▸ **Dataset**:
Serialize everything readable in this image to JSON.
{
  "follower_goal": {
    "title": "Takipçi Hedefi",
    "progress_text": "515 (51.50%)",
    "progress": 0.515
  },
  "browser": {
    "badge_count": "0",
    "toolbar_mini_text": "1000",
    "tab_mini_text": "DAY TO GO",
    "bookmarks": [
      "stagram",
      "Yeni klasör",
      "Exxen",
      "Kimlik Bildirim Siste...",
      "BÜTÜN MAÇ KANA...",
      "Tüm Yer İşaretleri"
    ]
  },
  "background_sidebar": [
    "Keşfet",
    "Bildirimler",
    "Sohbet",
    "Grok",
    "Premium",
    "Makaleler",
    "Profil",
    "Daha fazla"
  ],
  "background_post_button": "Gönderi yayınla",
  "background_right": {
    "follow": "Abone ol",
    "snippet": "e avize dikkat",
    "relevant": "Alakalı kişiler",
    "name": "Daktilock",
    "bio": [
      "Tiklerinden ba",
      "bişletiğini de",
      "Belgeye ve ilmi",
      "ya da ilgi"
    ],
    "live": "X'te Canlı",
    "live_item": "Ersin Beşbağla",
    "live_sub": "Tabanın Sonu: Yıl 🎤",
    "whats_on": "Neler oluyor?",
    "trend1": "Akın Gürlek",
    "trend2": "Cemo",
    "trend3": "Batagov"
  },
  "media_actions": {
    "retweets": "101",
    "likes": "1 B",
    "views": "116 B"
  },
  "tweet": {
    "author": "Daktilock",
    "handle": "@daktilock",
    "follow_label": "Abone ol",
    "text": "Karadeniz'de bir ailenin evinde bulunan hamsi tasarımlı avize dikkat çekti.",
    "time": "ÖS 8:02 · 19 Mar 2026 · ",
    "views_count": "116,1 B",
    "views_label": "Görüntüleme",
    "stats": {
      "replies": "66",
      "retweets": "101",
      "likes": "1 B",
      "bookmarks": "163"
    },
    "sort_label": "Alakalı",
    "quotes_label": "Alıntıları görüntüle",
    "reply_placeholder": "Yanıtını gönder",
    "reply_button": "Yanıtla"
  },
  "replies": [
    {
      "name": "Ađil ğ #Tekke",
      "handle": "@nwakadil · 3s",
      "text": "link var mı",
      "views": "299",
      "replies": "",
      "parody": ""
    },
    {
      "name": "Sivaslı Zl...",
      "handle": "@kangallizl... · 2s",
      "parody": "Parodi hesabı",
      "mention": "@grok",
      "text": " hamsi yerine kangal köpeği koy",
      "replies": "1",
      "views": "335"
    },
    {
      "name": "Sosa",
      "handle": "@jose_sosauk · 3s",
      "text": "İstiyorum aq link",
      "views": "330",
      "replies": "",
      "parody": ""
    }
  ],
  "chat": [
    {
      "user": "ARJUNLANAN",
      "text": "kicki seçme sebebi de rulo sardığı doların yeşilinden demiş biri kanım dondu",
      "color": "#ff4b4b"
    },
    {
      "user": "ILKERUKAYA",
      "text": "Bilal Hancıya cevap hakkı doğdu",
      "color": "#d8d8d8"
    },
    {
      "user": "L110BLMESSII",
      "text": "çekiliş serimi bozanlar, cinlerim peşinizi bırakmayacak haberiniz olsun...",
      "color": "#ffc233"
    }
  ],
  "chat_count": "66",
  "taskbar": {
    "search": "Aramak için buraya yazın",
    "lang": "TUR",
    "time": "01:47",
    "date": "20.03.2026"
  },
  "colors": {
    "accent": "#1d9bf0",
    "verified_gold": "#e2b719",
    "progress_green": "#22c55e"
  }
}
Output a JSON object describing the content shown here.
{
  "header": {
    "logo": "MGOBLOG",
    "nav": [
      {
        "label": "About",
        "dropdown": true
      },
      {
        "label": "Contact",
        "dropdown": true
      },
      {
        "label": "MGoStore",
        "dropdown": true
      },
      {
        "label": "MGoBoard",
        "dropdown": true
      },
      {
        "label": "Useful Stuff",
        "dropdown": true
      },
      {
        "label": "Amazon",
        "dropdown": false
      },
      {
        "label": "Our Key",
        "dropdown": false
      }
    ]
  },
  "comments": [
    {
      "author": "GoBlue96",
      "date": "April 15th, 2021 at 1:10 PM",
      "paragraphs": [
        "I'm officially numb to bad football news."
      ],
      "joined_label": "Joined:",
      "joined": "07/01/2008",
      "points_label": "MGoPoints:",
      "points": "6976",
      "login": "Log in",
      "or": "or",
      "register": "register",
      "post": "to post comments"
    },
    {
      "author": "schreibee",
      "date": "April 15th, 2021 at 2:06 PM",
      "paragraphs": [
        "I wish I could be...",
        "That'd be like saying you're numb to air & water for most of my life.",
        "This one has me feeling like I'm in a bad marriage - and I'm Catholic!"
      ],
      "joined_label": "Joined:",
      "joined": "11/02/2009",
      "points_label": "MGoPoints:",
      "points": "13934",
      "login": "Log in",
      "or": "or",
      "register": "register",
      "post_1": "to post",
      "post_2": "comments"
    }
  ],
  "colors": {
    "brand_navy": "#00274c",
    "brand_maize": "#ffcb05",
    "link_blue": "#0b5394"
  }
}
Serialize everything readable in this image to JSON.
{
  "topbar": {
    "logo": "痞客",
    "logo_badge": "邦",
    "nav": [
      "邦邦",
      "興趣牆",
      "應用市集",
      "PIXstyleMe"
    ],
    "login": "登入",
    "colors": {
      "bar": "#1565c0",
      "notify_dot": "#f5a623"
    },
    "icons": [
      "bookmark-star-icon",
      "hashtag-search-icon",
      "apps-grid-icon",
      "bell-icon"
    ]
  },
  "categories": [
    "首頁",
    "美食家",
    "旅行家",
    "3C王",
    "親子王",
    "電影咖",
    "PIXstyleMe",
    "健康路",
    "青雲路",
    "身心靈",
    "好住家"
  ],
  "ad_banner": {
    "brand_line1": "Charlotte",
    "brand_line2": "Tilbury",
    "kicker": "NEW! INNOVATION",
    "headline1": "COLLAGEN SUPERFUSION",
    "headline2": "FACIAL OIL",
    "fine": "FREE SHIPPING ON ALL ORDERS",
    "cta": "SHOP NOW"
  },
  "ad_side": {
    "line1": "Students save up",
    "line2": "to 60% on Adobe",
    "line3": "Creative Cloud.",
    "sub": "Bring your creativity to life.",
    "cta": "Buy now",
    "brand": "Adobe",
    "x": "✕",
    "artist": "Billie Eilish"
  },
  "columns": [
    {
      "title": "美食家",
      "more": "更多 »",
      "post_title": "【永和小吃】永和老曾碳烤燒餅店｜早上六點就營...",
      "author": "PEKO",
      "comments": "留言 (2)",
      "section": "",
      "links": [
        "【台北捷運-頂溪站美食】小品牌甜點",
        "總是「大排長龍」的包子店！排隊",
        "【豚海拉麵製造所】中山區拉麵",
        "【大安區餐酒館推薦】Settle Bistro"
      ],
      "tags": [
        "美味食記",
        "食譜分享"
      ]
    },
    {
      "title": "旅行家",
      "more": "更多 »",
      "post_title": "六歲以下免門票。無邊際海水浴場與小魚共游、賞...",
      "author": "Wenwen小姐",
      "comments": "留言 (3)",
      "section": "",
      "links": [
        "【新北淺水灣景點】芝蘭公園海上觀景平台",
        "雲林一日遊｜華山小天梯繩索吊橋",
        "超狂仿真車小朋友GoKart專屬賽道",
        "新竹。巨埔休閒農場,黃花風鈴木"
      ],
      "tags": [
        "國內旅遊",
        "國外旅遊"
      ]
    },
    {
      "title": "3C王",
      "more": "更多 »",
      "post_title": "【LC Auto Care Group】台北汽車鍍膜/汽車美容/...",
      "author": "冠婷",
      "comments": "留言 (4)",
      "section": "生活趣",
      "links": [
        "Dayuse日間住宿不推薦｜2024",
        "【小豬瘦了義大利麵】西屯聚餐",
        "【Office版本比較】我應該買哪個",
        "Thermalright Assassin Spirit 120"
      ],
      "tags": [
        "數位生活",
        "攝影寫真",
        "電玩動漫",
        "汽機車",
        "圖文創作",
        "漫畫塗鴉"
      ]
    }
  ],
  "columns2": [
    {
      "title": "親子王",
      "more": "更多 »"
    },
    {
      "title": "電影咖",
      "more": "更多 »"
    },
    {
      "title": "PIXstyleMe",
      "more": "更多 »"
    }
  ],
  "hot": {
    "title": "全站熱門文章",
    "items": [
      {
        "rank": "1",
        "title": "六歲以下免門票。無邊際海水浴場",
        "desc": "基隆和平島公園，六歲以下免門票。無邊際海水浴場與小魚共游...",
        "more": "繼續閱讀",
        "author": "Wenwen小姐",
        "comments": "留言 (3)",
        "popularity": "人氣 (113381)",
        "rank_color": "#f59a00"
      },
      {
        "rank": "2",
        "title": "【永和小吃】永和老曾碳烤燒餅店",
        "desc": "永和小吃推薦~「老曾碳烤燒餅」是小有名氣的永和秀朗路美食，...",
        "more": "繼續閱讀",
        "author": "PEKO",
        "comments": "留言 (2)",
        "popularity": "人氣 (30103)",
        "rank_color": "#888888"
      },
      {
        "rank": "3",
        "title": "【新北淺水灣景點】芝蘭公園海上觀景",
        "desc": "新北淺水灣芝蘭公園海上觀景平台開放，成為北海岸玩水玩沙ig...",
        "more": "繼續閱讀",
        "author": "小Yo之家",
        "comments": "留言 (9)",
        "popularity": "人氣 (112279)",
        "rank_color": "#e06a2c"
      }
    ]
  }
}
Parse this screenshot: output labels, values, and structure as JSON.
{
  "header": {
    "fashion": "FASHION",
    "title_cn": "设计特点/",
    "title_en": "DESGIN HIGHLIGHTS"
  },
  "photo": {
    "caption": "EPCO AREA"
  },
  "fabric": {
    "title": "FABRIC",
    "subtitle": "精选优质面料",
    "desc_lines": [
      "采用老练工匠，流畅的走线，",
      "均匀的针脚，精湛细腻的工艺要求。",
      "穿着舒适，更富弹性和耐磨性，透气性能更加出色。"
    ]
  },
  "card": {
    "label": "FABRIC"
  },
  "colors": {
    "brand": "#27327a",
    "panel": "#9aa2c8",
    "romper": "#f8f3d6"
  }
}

▸ **Exercise task**: Check every line for "date" and show the ones that have it.

▸ **In response**:
    "date": "20.03.2026"
      "date": "April 15th, 2021 at 1:10 PM",
      "date": "April 15th, 2021 at 2:06 PM",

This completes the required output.